→ **SUPPLIED DATA**:

※

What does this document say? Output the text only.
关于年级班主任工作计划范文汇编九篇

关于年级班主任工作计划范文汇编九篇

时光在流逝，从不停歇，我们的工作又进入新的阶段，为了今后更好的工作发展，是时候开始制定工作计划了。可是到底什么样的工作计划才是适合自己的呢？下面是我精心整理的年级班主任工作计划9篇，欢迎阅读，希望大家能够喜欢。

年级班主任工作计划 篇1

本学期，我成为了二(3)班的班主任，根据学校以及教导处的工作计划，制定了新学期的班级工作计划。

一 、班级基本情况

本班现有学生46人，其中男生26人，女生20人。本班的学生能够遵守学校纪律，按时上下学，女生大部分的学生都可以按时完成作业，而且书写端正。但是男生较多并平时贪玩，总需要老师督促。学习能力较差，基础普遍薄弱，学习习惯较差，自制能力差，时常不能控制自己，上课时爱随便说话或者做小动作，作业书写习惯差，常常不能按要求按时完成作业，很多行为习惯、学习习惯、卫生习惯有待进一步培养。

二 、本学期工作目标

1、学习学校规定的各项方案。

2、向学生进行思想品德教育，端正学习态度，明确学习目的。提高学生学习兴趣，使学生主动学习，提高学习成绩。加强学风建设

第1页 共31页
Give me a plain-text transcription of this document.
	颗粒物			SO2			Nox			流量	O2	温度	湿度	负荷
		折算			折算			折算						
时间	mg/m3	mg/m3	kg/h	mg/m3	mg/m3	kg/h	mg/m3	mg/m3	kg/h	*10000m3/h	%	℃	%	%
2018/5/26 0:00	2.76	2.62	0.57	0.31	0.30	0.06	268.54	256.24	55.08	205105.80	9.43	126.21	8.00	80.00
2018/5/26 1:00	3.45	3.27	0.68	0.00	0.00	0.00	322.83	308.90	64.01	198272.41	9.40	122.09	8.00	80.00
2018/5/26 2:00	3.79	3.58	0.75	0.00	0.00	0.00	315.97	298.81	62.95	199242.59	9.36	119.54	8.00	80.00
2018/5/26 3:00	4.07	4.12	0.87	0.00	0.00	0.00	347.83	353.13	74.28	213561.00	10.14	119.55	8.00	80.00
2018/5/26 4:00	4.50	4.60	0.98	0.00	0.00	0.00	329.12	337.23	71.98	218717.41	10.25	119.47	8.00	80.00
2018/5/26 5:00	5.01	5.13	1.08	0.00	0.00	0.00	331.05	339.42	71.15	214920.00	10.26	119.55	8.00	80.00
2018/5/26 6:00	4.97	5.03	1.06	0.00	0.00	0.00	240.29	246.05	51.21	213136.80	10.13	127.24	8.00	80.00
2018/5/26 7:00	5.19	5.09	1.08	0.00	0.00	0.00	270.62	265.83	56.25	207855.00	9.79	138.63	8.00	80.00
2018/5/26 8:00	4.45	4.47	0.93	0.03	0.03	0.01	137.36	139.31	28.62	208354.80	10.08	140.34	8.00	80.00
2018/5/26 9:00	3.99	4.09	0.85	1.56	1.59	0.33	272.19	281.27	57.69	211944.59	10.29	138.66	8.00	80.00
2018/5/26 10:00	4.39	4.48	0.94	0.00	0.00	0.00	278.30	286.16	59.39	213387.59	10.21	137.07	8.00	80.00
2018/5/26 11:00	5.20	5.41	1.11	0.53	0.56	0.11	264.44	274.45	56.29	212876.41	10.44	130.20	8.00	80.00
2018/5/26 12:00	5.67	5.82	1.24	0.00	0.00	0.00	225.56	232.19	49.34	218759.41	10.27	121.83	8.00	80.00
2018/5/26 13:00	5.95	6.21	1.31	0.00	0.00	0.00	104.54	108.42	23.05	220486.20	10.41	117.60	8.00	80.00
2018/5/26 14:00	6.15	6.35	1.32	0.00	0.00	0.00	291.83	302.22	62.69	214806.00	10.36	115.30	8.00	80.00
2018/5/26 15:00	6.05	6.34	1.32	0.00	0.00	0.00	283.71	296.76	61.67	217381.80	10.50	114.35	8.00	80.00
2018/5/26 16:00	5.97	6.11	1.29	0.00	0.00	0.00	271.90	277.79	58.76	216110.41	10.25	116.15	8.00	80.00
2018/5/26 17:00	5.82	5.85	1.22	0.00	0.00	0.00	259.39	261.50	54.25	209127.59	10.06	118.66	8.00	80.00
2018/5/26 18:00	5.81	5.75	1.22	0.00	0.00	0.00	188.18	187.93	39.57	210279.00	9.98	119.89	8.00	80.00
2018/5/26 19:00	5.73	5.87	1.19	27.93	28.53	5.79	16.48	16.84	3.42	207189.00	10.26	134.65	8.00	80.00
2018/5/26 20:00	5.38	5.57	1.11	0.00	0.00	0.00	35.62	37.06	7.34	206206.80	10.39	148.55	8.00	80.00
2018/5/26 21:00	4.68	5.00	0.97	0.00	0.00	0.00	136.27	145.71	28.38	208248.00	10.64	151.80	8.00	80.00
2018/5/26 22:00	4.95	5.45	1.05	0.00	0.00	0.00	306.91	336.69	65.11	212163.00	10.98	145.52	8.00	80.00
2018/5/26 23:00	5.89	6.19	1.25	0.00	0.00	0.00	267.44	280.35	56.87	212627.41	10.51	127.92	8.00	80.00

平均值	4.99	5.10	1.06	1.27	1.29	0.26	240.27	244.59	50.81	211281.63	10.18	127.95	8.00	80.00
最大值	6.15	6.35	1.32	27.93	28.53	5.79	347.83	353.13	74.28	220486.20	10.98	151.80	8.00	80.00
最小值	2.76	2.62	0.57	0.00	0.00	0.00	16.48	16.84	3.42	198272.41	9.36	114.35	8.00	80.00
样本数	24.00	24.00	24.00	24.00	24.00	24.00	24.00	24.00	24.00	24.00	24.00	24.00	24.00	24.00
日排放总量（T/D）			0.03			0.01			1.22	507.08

※

→ **WHAT YOU HAVE TO DO**:
The full set of records should be duplicated exactly.

→ **OUTPUT BELOW**:
What does this document say? Output the text only.
关于年级班主任工作计划范文汇编九篇

关于年级班主任工作计划范文汇编九篇

时光在流逝，从不停歇，我们的工作又进入新的阶段，为了今后更好的工作发展，是时候开始制定工作计划了。可是到底什么样的工作计划才是适合自己的呢？下面是我精心整理的年级班主任工作计划9篇，欢迎阅读，希望大家能够喜欢。

年级班主任工作计划 篇1

本学期，我成为了二(3)班的班主任，根据学校以及教导处的工作计划，制定了新学期的班级工作计划。

一 、班级基本情况

本班现有学生46人，其中男生26人，女生20人。本班的学生能够遵守学校纪律，按时上下学，女生大部分的学生都可以按时完成作业，而且书写端正。但是男生较多并平时贪玩，总需要老师督促。学习能力较差，基础普遍薄弱，学习习惯较差，自制能力差，时常不能控制自己，上课时爱随便说话或者做小动作，作业书写习惯差，常常不能按要求按时完成作业，很多行为习惯、学习习惯、卫生习惯有待进一步培养。

二 、本学期工作目标

1、学习学校规定的各项方案。

2、向学生进行思想品德教育，端正学习态度，明确学习目的。提高学生学习兴趣，使学生主动学习，提高学习成绩。加强学风建设

第1页 共31页
Give me a plain-text transcription of this document.
	颗粒物			SO2			Nox			流量	O2	温度	湿度	负荷
		折算			折算			折算						
时间	mg/m3	mg/m3	kg/h	mg/m3	mg/m3	kg/h	mg/m3	mg/m3	kg/h	*10000m3/h	%	℃	%	%
2018/5/26 0:00	2.76	2.62	0.57	0.31	0.30	0.06	268.54	256.24	55.08	205105.80	9.43	126.21	8.00	80.00
2018/5/26 1:00	3.45	3.27	0.68	0.00	0.00	0.00	322.83	308.90	64.01	198272.41	9.40	122.09	8.00	80.00
2018/5/26 2:00	3.79	3.58	0.75	0.00	0.00	0.00	315.97	298.81	62.95	199242.59	9.36	119.54	8.00	80.00
2018/5/26 3:00	4.07	4.12	0.87	0.00	0.00	0.00	347.83	353.13	74.28	213561.00	10.14	119.55	8.00	80.00
2018/5/26 4:00	4.50	4.60	0.98	0.00	0.00	0.00	329.12	337.23	71.98	218717.41	10.25	119.47	8.00	80.00
2018/5/26 5:00	5.01	5.13	1.08	0.00	0.00	0.00	331.05	339.42	71.15	214920.00	10.26	119.55	8.00	80.00
2018/5/26 6:00	4.97	5.03	1.06	0.00	0.00	0.00	240.29	246.05	51.21	213136.80	10.13	127.24	8.00	80.00
2018/5/26 7:00	5.19	5.09	1.08	0.00	0.00	0.00	270.62	265.83	56.25	207855.00	9.79	138.63	8.00	80.00
2018/5/26 8:00	4.45	4.47	0.93	0.03	0.03	0.01	137.36	139.31	28.62	208354.80	10.08	140.34	8.00	80.00
2018/5/26 9:00	3.99	4.09	0.85	1.56	1.59	0.33	272.19	281.27	57.69	211944.59	10.29	138.66	8.00	80.00
2018/5/26 10:00	4.39	4.48	0.94	0.00	0.00	0.00	278.30	286.16	59.39	213387.59	10.21	137.07	8.00	80.00
2018/5/26 11:00	5.20	5.41	1.11	0.53	0.56	0.11	264.44	274.45	56.29	212876.41	10.44	130.20	8.00	80.00
2018/5/26 12:00	5.67	5.82	1.24	0.00	0.00	0.00	225.56	232.19	49.34	218759.41	10.27	121.83	8.00	80.00
2018/5/26 13:00	5.95	6.21	1.31	0.00	0.00	0.00	104.54	108.42	23.05	220486.20	10.41	117.60	8.00	80.00
2018/5/26 14:00	6.15	6.35	1.32	0.00	0.00	0.00	291.83	302.22	62.69	214806.00	10.36	115.30	8.00	80.00
2018/5/26 15:00	6.05	6.34	1.32	0.00	0.00	0.00	283.71	296.76	61.67	217381.80	10.50	114.35	8.00	80.00
2018/5/26 16:00	5.97	6.11	1.29	0.00	0.00	0.00	271.90	277.79	58.76	216110.41	10.25	116.15	8.00	80.00
2018/5/26 17:00	5.82	5.85	1.22	0.00	0.00	0.00	259.39	261.50	54.25	209127.59	10.06	118.66	8.00	80.00
2018/5/26 18:00	5.81	5.75	1.22	0.00	0.00	0.00	188.18	187.93	39.57	210279.00	9.98	119.89	8.00	80.00
2018/5/26 19:00	5.73	5.87	1.19	27.93	28.53	5.79	16.48	16.84	3.42	207189.00	10.26	134.65	8.00	80.00
2018/5/26 20:00	5.38	5.57	1.11	0.00	0.00	0.00	35.62	37.06	7.34	206206.80	10.39	148.55	8.00	80.00
2018/5/26 21:00	4.68	5.00	0.97	0.00	0.00	0.00	136.27	145.71	28.38	208248.00	10.64	151.80	8.00	80.00
2018/5/26 22:00	4.95	5.45	1.05	0.00	0.00	0.00	306.91	336.69	65.11	212163.00	10.98	145.52	8.00	80.00
2018/5/26 23:00	5.89	6.19	1.25	0.00	0.00	0.00	267.44	280.35	56.87	212627.41	10.51	127.92	8.00	80.00

平均值	4.99	5.10	1.06	1.27	1.29	0.26	240.27	244.59	50.81	211281.63	10.18	127.95	8.00	80.00
最大值	6.15	6.35	1.32	27.93	28.53	5.79	347.83	353.13	74.28	220486.20	10.98	151.80	8.00	80.00
最小值	2.76	2.62	0.57	0.00	0.00	0.00	16.48	16.84	3.42	198272.41	9.36	114.35	8.00	80.00
样本数	24.00	24.00	24.00	24.00	24.00	24.00	24.00	24.00	24.00	24.00	24.00	24.00	24.00	24.00
日排放总量（T/D）			0.03			0.01			1.22	507.08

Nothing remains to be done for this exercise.